(Directions for this task): Please write out the article on cancer waiting times again, beginning at the words "Queensland has one" and stopping after "treatment and surgery.". Swap "cancer treatment" for "oncology care" everywhere it occurs in that part.

(Document text):

$500m boost for cancer patients
CANCER patients will be treated by doctors sooner under a Labor plan to pump $500 million into slashing waiting lists in public hospitals.
Queensland has one of the worst records on delays for cancer treatment in Australia, with one in five of the most in-need patients forced to wait longer than 30 days and one in 10 waiting nine months.
Wait times in the state's public hospitals are the third-worst in the country after NSW and the ACT. Delays have blown out in Queensland over the past five years, with average wait times up from 28 to 40 days since 2013-14. One in 10 patients are forced to wait 279 days, up from 186 five years ago.
The poor results for Queensland Health come over a period with state and federal governments battling over hospital funding. Bill Shorten will today vow to slash the delays with a new $500 million investment aimed at cancer treatment, ranging from initial consultations to radiation treatment and surgery.
The funds comes from the Labor leader's promised $2.3 billion aimed at ending out-of-pocket costs for cancer patients.
As part of the plan, states will be paid to sign up to national targets to cut wait times. "When people are sick, the last thing they need is to sit on long waiting lists watching the clock for the treatment they need," Mr Shorten said.
"However, under the Liberals' cuts to health and hospitals, waiting times for essential surgery and procedures have blown out. Average waiting times for elective surgery have increased in every state and territory under the Liberals."

Data entries:

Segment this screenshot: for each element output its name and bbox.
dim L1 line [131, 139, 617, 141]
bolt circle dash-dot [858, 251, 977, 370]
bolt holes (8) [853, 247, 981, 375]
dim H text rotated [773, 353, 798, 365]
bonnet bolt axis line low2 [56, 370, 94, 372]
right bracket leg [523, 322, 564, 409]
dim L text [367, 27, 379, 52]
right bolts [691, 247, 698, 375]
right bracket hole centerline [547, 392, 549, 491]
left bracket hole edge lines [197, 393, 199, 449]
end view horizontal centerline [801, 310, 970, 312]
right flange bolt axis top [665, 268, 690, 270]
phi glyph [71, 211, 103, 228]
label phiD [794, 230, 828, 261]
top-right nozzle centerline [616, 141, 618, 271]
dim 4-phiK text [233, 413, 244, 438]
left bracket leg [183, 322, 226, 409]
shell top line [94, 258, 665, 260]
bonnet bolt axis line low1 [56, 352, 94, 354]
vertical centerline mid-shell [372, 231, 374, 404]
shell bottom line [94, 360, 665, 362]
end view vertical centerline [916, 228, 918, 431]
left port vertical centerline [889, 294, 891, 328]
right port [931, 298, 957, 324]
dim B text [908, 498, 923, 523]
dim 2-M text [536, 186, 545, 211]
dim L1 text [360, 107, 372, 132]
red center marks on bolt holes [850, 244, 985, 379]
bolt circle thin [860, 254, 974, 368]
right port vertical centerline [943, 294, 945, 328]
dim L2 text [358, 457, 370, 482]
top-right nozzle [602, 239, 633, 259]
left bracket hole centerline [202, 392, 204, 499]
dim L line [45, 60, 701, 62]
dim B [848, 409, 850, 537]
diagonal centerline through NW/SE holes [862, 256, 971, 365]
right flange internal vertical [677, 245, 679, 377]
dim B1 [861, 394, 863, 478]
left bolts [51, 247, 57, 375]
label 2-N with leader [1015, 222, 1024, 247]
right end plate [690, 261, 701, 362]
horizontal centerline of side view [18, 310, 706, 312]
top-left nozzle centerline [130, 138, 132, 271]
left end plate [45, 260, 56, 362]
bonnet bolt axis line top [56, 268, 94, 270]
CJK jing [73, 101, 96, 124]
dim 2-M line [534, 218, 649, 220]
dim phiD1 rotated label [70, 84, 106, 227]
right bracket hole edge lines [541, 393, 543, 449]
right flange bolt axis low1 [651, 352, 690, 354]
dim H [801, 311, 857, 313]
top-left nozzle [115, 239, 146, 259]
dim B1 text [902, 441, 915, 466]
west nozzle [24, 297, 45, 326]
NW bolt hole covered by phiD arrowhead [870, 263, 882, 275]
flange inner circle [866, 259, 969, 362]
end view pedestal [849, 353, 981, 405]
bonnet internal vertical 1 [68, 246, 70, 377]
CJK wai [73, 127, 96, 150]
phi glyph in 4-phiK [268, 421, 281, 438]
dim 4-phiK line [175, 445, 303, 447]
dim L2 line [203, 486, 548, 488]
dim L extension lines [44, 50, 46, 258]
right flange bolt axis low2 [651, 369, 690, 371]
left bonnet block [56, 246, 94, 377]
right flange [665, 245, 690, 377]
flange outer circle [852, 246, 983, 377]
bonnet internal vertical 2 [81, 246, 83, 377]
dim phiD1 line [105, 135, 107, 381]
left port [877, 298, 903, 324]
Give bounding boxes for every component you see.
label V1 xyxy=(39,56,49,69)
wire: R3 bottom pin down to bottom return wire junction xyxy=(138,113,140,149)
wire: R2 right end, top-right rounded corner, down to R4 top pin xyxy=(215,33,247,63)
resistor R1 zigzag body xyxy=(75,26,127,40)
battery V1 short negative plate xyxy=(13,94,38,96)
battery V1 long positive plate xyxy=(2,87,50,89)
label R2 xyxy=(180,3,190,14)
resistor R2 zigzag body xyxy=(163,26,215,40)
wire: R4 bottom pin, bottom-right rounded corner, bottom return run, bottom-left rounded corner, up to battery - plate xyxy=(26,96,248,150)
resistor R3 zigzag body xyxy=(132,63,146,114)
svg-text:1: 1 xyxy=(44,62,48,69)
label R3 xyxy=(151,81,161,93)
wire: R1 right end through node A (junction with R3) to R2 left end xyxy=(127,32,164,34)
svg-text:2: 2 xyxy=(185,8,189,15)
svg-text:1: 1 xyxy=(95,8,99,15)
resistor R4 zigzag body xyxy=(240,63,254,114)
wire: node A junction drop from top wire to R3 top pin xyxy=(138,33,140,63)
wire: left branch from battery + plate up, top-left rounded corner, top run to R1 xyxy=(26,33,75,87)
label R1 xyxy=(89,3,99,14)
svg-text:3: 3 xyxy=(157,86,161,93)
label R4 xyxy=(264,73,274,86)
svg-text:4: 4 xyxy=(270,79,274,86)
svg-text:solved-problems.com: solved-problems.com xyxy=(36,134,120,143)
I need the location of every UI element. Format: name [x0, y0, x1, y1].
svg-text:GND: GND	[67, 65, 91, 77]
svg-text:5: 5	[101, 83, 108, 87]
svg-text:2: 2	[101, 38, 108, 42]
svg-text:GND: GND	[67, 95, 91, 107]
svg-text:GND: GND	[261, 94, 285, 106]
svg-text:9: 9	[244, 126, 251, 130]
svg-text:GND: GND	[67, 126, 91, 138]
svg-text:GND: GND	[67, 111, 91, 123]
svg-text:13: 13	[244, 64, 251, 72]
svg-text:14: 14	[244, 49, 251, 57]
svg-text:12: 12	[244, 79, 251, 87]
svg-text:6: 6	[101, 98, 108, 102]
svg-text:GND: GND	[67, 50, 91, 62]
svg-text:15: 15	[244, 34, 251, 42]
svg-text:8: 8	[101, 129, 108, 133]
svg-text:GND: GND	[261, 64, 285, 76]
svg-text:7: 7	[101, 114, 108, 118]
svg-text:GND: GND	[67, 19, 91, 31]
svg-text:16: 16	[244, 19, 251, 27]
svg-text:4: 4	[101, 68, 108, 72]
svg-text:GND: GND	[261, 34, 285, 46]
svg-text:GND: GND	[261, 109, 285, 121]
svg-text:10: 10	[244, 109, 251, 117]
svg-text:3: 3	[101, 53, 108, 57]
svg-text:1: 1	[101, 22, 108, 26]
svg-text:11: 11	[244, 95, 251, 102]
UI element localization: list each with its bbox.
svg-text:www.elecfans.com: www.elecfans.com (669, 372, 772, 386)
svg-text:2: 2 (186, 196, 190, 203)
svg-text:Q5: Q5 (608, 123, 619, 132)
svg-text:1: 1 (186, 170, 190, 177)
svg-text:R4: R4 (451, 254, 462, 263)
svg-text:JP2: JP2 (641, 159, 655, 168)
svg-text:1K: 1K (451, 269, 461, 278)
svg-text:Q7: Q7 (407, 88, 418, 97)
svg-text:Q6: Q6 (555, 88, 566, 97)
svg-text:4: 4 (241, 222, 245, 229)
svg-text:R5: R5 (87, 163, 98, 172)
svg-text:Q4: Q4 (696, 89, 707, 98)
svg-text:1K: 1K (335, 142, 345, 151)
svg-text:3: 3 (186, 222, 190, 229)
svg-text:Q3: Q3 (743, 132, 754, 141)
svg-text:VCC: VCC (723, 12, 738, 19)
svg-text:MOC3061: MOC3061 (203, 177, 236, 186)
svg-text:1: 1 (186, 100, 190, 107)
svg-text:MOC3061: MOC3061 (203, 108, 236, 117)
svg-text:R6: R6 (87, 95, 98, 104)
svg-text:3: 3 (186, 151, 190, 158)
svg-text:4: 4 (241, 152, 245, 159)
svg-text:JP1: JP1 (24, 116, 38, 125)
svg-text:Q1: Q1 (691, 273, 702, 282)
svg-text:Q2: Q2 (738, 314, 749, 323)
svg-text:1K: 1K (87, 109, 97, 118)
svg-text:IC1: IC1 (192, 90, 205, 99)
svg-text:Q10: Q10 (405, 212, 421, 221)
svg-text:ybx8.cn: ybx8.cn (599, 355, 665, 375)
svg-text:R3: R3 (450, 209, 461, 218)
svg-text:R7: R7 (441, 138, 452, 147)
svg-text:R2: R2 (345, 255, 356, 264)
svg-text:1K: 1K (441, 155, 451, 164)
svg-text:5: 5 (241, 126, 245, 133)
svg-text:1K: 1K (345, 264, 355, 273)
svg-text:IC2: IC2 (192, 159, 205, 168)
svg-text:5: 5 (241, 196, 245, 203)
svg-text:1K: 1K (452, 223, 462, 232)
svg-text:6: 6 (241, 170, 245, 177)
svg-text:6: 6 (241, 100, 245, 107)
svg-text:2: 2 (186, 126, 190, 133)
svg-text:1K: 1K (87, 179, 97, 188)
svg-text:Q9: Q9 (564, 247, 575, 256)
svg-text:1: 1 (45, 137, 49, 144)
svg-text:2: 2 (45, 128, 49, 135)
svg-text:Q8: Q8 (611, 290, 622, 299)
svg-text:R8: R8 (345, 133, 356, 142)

(Result):
Queensland has one of the worst records on delays for oncology care in Australia, with one in five of the most in-need patients forced to wait longer than 30 days and one in 10 waiting nine months.
Wait times in the state's public hospitals are the third-worst in the country after NSW and the ACT. Delays have blown out in Queensland over the past five years, with average wait times up from 28 to 40 days since 2013-14. One in 10 patients are forced to wait 279 days, up from 186 five years ago.
The poor results for Queensland Health come over a period with state and federal governments battling over hospital funding. Bill Shorten will today vow to slash the delays with a new $500 million investment aimed at oncology care, ranging from initial consultations to radiation treatment and surgery.